Extract each line where the string "start" shows up.
__________________________________________________
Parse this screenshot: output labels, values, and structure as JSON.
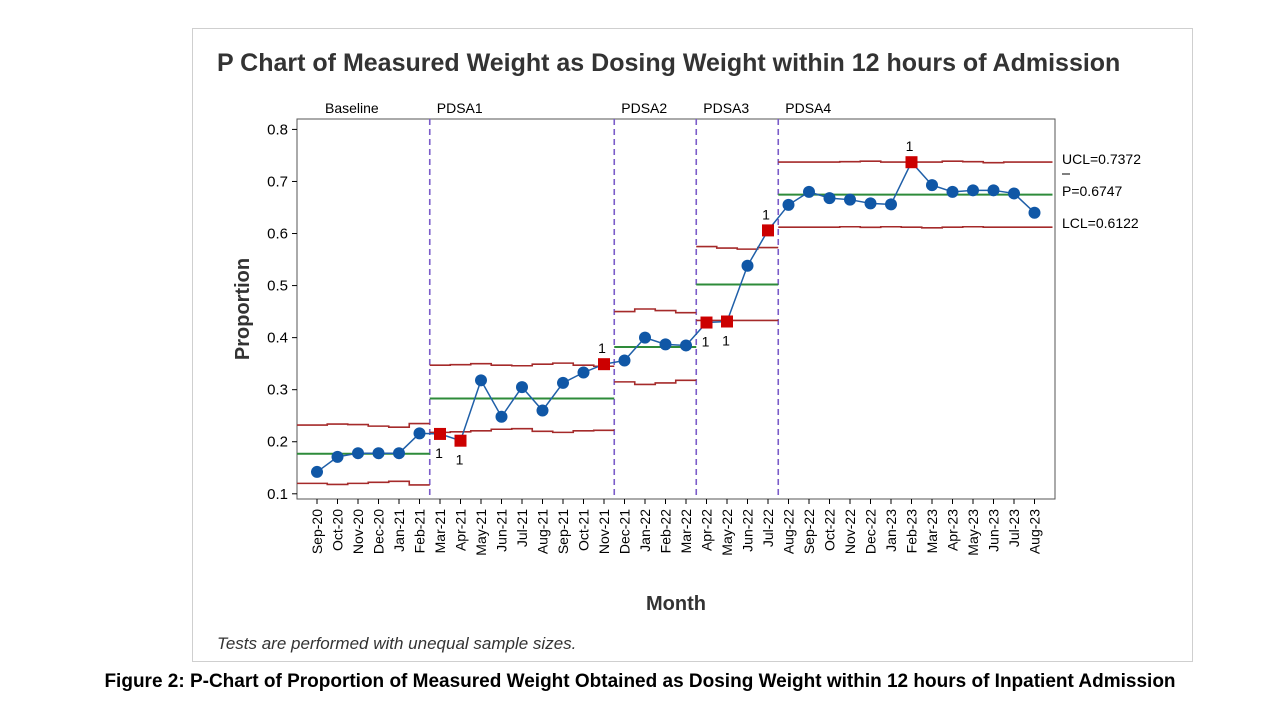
{
  "figure_caption": "Figure 2: P-Chart of Proportion of Measured Weight Obtained as Dosing Weight within 12 hours of Inpatient Admission",
  "chart_data": {
    "type": "line",
    "subtype": "p-chart",
    "title": "P Chart of Measured Weight as Dosing Weight within 12 hours of Admission",
    "xlabel": "Month",
    "ylabel": "Proportion",
    "footnote": "Tests are performed with unequal sample sizes.",
    "ylim": [
      0.09,
      0.82
    ],
    "yticks": [
      0.1,
      0.2,
      0.3,
      0.4,
      0.5,
      0.6,
      0.7,
      0.8
    ],
    "ytick_labels": [
      "0.1",
      "0.2",
      "0.3",
      "0.4",
      "0.5",
      "0.6",
      "0.7",
      "0.8"
    ],
    "grid": false,
    "categories": [
      "Sep-20",
      "Oct-20",
      "Nov-20",
      "Dec-20",
      "Jan-21",
      "Feb-21",
      "Mar-21",
      "Apr-21",
      "May-21",
      "Jun-21",
      "Jul-21",
      "Aug-21",
      "Sep-21",
      "Oct-21",
      "Nov-21",
      "Dec-21",
      "Jan-22",
      "Feb-22",
      "Mar-22",
      "Apr-22",
      "May-22",
      "Jun-22",
      "Jul-22",
      "Aug-22",
      "Sep-22",
      "Oct-22",
      "Nov-22",
      "Dec-22",
      "Jan-23",
      "Feb-23",
      "Mar-23",
      "Apr-23",
      "May-23",
      "Jun-23",
      "Jul-23",
      "Aug-23"
    ],
    "series": [
      {
        "values": [
          0.142,
          0.171,
          0.178,
          0.178,
          0.178,
          0.216,
          0.215,
          0.202,
          0.318,
          0.248,
          0.305,
          0.26,
          0.313,
          0.333,
          0.349,
          0.356,
          0.4,
          0.387,
          0.385,
          0.429,
          0.431,
          0.538,
          0.606,
          0.655,
          0.68,
          0.668,
          0.665,
          0.658,
          0.656,
          0.737,
          0.693,
          0.68,
          0.683,
          0.683,
          0.677,
          0.64
        ],
        "flagged_indices": [
          6,
          7,
          14,
          19,
          20,
          22,
          29
        ],
        "flag_label": "1"
      }
    ],
    "phases": [
      {
        "label": "Baseline",
        "start": 0,
        "end": 5,
        "center": 0.177,
        "ucl": [
          0.232,
          0.234,
          0.233,
          0.23,
          0.228,
          0.235
        ],
        "lcl": [
          0.12,
          0.118,
          0.12,
          0.122,
          0.124,
          0.117
        ]
      },
      {
        "label": "PDSA1",
        "start": 6,
        "end": 14,
        "center": 0.283,
        "ucl": [
          0.347,
          0.348,
          0.35,
          0.347,
          0.346,
          0.349,
          0.351,
          0.347,
          0.345
        ],
        "lcl": [
          0.218,
          0.219,
          0.221,
          0.224,
          0.225,
          0.22,
          0.218,
          0.221,
          0.222
        ]
      },
      {
        "label": "PDSA2",
        "start": 15,
        "end": 18,
        "center": 0.382,
        "ucl": [
          0.45,
          0.455,
          0.452,
          0.448
        ],
        "lcl": [
          0.315,
          0.31,
          0.313,
          0.318
        ]
      },
      {
        "label": "PDSA3",
        "start": 19,
        "end": 22,
        "center": 0.502,
        "ucl": [
          0.575,
          0.572,
          0.57,
          0.573
        ],
        "lcl": [
          0.433,
          0.433,
          0.433,
          0.433
        ]
      },
      {
        "label": "PDSA4",
        "start": 23,
        "end": 35,
        "center": 0.6747,
        "ucl": [
          0.7372,
          0.7372,
          0.7372,
          0.738,
          0.739,
          0.7372,
          0.7372,
          0.7372,
          0.739,
          0.738,
          0.736,
          0.7372,
          0.7372
        ],
        "lcl": [
          0.6122,
          0.6122,
          0.6122,
          0.613,
          0.612,
          0.613,
          0.6122,
          0.611,
          0.6122,
          0.613,
          0.6122,
          0.6122,
          0.6122
        ]
      }
    ],
    "right_labels": {
      "ucl": "UCL=0.7372",
      "center": "P=0.6747",
      "lcl": "LCL=0.6122"
    },
    "colors": {
      "line": "#1f5fa8",
      "point": "#1057a6",
      "flag": "#cc0000",
      "center_line": "#2e8b3a",
      "limit_line": "#a52a2a",
      "phase_divider": "#7b5cc9",
      "axis": "#000000",
      "title": "#333333"
    }
  }
}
__________________________________________________
● WRITTEN RESPONSE
        "start": 0,
        "start": 6,
        "start": 15,
        "start": 19,
        "start": 23,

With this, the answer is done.